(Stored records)
· · ·

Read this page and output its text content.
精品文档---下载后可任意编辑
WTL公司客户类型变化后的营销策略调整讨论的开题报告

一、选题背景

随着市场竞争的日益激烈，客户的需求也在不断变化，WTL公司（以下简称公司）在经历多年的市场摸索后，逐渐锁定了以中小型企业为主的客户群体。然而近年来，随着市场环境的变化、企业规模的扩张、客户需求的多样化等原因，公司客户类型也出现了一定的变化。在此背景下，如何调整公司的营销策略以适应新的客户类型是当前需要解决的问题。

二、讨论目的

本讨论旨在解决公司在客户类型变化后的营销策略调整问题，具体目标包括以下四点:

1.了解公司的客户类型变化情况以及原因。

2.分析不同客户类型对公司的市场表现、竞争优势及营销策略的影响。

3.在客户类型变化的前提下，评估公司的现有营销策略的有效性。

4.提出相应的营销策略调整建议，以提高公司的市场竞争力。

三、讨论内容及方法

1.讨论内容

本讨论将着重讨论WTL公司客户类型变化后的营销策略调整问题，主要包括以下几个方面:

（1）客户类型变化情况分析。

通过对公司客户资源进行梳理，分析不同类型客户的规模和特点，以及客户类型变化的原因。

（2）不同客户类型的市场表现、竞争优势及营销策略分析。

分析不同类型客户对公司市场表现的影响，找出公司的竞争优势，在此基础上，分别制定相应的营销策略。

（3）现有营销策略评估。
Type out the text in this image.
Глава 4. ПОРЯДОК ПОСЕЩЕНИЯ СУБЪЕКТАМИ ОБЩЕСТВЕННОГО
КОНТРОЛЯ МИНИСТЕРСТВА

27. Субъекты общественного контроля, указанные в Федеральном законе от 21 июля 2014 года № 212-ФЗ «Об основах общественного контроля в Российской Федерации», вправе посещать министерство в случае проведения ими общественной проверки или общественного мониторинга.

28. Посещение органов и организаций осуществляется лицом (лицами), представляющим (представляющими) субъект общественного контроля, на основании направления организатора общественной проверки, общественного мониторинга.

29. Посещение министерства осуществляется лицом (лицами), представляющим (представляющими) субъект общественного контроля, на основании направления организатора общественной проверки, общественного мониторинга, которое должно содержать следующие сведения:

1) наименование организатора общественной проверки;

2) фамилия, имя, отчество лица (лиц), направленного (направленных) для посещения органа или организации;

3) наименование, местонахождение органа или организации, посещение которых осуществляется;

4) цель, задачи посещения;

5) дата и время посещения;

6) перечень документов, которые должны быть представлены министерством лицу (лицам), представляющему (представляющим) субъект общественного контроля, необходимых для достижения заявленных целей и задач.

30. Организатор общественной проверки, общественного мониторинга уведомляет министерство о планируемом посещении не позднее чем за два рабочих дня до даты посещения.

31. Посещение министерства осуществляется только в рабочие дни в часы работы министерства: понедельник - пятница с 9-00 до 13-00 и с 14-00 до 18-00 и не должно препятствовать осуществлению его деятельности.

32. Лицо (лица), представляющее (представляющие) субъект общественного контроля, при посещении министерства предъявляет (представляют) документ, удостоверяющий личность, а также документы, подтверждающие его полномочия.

· · ·

= REQUIRED TASK =
Identify the lines in the entries that hold "организации" and return each one.

= OUTPUT OF THE TASK =
2) фамилия, имя, отчество лица (лиц), направленного (направленных) для посещения органа или организации;
3) наименование, местонахождение органа или организации, посещение которых осуществляется;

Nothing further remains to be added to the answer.